Exercise inputs ::
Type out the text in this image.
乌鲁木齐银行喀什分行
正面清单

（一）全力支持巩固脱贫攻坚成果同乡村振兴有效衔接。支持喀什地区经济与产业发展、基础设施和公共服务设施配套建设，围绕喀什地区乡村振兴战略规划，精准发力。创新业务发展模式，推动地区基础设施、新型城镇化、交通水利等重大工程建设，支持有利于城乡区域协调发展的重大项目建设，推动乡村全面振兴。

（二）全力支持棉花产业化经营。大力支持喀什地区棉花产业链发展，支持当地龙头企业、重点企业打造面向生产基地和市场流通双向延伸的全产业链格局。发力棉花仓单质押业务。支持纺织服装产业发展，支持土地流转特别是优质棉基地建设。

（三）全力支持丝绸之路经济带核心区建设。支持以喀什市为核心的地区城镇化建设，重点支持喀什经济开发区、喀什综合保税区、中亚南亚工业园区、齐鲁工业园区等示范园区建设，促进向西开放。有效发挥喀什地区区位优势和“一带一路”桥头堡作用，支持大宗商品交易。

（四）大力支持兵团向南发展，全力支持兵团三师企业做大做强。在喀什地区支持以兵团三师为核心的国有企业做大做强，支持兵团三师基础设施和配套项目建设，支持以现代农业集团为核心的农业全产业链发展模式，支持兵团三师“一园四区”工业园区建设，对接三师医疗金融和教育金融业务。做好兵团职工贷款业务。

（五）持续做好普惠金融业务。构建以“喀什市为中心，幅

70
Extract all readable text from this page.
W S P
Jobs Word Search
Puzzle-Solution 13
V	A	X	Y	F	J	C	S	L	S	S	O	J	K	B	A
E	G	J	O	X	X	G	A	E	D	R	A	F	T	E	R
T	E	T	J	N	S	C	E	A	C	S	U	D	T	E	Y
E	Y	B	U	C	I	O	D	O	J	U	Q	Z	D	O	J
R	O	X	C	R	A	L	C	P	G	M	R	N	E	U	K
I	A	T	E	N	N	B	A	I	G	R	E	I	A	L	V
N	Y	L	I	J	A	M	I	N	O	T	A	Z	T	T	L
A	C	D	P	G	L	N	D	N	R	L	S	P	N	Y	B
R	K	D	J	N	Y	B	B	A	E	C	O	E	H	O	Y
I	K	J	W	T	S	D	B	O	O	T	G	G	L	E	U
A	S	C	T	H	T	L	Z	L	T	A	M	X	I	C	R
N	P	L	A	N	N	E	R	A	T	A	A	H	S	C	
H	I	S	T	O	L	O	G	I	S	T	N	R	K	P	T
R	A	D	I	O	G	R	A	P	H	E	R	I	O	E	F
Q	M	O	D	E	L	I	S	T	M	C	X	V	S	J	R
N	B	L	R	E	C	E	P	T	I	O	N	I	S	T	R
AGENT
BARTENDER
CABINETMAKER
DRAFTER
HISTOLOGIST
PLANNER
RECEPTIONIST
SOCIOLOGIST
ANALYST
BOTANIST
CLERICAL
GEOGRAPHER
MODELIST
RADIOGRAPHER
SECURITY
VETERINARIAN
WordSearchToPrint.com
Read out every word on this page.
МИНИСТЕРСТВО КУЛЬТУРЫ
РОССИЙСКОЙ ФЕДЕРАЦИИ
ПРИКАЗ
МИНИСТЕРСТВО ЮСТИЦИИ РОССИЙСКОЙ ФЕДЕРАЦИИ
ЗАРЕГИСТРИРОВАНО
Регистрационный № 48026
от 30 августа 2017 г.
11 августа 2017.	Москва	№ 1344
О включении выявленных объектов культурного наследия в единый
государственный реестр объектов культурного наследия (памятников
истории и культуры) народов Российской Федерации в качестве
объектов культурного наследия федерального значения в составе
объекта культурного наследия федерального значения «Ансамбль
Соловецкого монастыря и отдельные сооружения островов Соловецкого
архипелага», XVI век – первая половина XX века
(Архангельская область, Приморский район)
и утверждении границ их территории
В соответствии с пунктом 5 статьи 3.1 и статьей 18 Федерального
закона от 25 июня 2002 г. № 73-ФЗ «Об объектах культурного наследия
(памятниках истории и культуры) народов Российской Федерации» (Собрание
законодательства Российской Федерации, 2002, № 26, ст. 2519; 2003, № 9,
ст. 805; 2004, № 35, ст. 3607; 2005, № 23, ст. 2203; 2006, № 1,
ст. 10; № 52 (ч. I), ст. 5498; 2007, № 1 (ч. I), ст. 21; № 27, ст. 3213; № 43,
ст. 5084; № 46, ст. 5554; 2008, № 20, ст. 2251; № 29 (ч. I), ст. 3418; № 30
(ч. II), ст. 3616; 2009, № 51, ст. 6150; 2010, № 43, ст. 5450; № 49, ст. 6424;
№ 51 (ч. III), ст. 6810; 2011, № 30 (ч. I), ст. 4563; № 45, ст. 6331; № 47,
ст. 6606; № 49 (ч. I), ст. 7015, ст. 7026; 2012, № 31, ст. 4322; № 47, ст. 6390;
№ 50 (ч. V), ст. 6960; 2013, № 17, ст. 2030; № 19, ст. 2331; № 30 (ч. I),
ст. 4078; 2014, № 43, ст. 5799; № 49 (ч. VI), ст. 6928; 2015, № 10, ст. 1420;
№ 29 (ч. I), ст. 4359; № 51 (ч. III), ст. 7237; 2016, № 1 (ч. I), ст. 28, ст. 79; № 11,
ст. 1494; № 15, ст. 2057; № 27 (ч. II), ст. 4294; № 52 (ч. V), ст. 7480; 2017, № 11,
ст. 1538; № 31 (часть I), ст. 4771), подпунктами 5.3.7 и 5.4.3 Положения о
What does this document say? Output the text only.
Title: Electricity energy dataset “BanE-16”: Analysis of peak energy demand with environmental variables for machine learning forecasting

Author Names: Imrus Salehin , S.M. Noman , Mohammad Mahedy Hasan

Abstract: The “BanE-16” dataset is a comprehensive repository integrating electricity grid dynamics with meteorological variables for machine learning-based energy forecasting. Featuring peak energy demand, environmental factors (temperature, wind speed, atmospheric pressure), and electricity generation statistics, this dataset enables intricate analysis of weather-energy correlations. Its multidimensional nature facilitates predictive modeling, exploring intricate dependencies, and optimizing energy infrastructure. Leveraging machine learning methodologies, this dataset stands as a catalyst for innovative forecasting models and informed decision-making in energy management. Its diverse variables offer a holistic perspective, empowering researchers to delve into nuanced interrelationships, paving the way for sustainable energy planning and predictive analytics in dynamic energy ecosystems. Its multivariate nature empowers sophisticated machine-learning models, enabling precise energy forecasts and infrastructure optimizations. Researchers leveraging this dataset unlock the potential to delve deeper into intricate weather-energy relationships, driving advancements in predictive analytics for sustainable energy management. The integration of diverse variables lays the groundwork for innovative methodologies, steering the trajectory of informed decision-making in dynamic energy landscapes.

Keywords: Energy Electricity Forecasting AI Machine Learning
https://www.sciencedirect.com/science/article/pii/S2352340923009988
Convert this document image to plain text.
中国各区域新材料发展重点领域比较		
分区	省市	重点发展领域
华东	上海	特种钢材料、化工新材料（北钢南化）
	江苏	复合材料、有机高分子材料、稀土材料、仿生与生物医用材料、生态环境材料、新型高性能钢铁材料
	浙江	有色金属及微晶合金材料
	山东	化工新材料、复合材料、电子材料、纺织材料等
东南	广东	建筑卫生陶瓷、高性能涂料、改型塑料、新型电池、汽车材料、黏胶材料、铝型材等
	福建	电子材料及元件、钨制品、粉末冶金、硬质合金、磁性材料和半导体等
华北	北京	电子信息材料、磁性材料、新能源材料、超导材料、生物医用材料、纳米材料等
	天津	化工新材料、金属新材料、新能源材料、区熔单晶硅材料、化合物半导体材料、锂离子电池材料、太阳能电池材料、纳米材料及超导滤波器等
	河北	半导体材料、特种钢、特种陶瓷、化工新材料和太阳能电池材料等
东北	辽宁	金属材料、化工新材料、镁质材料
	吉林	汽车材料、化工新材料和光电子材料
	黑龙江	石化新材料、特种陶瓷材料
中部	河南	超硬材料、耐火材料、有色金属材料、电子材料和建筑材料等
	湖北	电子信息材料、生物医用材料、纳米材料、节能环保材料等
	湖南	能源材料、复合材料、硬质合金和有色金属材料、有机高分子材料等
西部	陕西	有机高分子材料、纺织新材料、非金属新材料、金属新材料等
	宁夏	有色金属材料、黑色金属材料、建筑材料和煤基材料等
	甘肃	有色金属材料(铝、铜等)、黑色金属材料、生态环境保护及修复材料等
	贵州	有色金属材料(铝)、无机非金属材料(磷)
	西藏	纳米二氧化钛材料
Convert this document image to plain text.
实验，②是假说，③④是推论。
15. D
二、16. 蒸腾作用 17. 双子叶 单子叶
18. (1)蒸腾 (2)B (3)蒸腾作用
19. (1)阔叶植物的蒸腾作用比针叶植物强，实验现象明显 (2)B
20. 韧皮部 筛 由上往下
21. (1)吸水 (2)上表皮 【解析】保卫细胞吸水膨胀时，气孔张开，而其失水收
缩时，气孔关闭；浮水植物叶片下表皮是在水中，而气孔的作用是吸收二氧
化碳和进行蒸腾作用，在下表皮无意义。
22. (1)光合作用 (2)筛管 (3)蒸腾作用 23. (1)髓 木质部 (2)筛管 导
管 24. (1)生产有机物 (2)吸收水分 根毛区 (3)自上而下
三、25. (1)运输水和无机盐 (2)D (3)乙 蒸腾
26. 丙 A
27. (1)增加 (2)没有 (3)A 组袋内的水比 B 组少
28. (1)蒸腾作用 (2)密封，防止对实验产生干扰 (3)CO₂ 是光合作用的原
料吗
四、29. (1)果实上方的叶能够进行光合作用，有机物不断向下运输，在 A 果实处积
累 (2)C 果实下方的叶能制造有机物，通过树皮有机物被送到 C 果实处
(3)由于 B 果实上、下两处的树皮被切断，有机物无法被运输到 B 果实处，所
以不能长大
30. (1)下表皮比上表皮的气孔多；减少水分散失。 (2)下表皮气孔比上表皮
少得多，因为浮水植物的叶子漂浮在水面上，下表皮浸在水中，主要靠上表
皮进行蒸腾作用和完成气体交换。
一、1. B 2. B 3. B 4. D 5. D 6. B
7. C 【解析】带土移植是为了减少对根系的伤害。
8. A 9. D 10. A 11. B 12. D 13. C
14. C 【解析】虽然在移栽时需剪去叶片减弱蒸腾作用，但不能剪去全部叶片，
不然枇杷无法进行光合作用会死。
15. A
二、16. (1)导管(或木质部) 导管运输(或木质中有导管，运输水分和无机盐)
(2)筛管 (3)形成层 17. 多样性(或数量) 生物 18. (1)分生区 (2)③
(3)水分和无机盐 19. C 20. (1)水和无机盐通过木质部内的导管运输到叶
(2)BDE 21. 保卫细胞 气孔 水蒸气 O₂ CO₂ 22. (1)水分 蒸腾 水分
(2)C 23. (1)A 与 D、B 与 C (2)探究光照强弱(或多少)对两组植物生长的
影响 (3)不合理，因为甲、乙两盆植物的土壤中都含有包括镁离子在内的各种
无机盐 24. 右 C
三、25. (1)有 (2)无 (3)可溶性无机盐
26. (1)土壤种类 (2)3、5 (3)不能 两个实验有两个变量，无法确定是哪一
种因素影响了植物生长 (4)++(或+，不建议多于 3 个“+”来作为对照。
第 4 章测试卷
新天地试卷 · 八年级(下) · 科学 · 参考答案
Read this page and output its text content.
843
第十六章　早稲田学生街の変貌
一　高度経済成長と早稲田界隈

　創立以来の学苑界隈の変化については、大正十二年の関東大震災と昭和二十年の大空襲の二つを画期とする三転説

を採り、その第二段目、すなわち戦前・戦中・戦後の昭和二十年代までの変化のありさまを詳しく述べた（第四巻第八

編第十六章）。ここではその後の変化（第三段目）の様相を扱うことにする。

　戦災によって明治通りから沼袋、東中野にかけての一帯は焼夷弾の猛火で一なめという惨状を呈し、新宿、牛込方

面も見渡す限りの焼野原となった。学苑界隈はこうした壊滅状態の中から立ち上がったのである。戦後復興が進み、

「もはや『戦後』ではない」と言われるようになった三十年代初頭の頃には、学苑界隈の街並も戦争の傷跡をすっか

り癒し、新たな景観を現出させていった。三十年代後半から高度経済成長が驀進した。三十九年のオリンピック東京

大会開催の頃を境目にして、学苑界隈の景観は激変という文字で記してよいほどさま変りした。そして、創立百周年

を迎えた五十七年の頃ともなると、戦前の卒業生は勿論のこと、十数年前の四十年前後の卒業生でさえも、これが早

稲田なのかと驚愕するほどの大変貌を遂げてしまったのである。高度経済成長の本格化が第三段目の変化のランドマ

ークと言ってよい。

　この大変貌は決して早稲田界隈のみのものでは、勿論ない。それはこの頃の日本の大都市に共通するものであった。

Challenge :: Exactly reproduce the lines beginning with the one that contains "Read this page and output its text content." and ending with the last line of the material, both included. Leave out everything else.

Output of the exercise ::
Read this page and output its text content.
843
第十六章　早稲田学生街の変貌
一　高度経済成長と早稲田界隈

　創立以来の学苑界隈の変化については、大正十二年の関東大震災と昭和二十年の大空襲の二つを画期とする三転説

を採り、その第二段目、すなわち戦前・戦中・戦後の昭和二十年代までの変化のありさまを詳しく述べた（第四巻第八

編第十六章）。ここではその後の変化（第三段目）の様相を扱うことにする。

　戦災によって明治通りから沼袋、東中野にかけての一帯は焼夷弾の猛火で一なめという惨状を呈し、新宿、牛込方

面も見渡す限りの焼野原となった。学苑界隈はこうした壊滅状態の中から立ち上がったのである。戦後復興が進み、

「もはや『戦後』ではない」と言われるようになった三十年代初頭の頃には、学苑界隈の街並も戦争の傷跡をすっか

り癒し、新たな景観を現出させていった。三十年代後半から高度経済成長が驀進した。三十九年のオリンピック東京

大会開催の頃を境目にして、学苑界隈の景観は激変という文字で記してよいほどさま変りした。そして、創立百周年

を迎えた五十七年の頃ともなると、戦前の卒業生は勿論のこと、十数年前の四十年前後の卒業生でさえも、これが早

稲田なのかと驚愕するほどの大変貌を遂げてしまったのである。高度経済成長の本格化が第三段目の変化のランドマ

ークと言ってよい。

　この大変貌は決して早稲田界隈のみのものでは、勿論ない。それはこの頃の日本の大都市に共通するものであった。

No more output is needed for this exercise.